Quote every entry word for word.

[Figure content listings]
══════════════════════════════

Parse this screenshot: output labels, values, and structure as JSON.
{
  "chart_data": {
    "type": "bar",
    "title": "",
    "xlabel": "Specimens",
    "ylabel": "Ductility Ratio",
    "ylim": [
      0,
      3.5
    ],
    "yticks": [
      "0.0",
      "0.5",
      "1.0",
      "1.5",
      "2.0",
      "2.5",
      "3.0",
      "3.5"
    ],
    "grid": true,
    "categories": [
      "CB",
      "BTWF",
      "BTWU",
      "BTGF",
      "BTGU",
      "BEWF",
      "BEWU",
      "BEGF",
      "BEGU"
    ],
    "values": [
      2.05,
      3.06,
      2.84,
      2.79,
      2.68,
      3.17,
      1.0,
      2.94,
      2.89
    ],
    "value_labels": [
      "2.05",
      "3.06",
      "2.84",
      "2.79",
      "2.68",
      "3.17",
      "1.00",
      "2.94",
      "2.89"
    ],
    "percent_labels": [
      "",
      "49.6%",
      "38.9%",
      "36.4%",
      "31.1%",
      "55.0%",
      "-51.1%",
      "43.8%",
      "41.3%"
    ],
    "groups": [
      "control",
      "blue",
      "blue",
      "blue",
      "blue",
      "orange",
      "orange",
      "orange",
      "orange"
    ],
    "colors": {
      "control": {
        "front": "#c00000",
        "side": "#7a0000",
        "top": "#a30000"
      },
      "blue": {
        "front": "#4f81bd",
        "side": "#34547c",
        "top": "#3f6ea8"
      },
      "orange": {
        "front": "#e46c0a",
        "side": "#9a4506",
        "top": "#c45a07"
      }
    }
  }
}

══════════════════════════════

• **Answer for this exercise**
Parse this screenshot: output labels, values, and structure as JSON.
{
  "chart_data": {
    "type": "bar",
    "title": "",
    "xlabel": "Specimens",
    "ylabel": "Ductility Ratio",
    "ylim": [
      0,
      3.5
    ],
    "yticks": [
      "0.0",
      "0.5",
      "1.0",
      "1.5",
      "2.0",
      "2.5",
      "3.0",
      "3.5"
    ],
    "grid": true,
    "categories": [
      "CB",
      "BTWF",
      "BTWU",
      "BTGF",
      "BTGU",
      "BEWF",
      "BEWU",
      "BEGF",
      "BEGU"
    ],
    "values": [
      2.05,
      3.06,
      2.84,
      2.79,
      2.68,
      3.17,
      1.0,
      2.94,
      2.89
    ],
    "value_labels": [
      "2.05",
      "3.06",
      "2.84",
      "2.79",
      "2.68",
      "3.17",
      "1.00",
      "2.94",
      "2.89"
    ],
    "percent_labels": [
      "",
      "49.6%",
      "38.9%",
      "36.4%",
      "31.1%",
      "55.0%",
      "-51.1%",
      "43.8%",
      "41.3%"
    ],
    "groups": [
      "control",
      "blue",
      "blue",
      "blue",
      "blue",
      "orange",
      "orange",
      "orange",
      "orange"
    ],
    "colors": {
      "control": {
        "front": "#c00000",
        "side": "#7a0000",
        "top": "#a30000"
      },
      "blue": {
        "front": "#4f81bd",
        "side": "#34547c",
        "top": "#3f6ea8"
      },
      "orange": {
        "front": "#e46c0a",
        "side": "#9a4506",
        "top": "#c45a07"
      }
    }
  }
}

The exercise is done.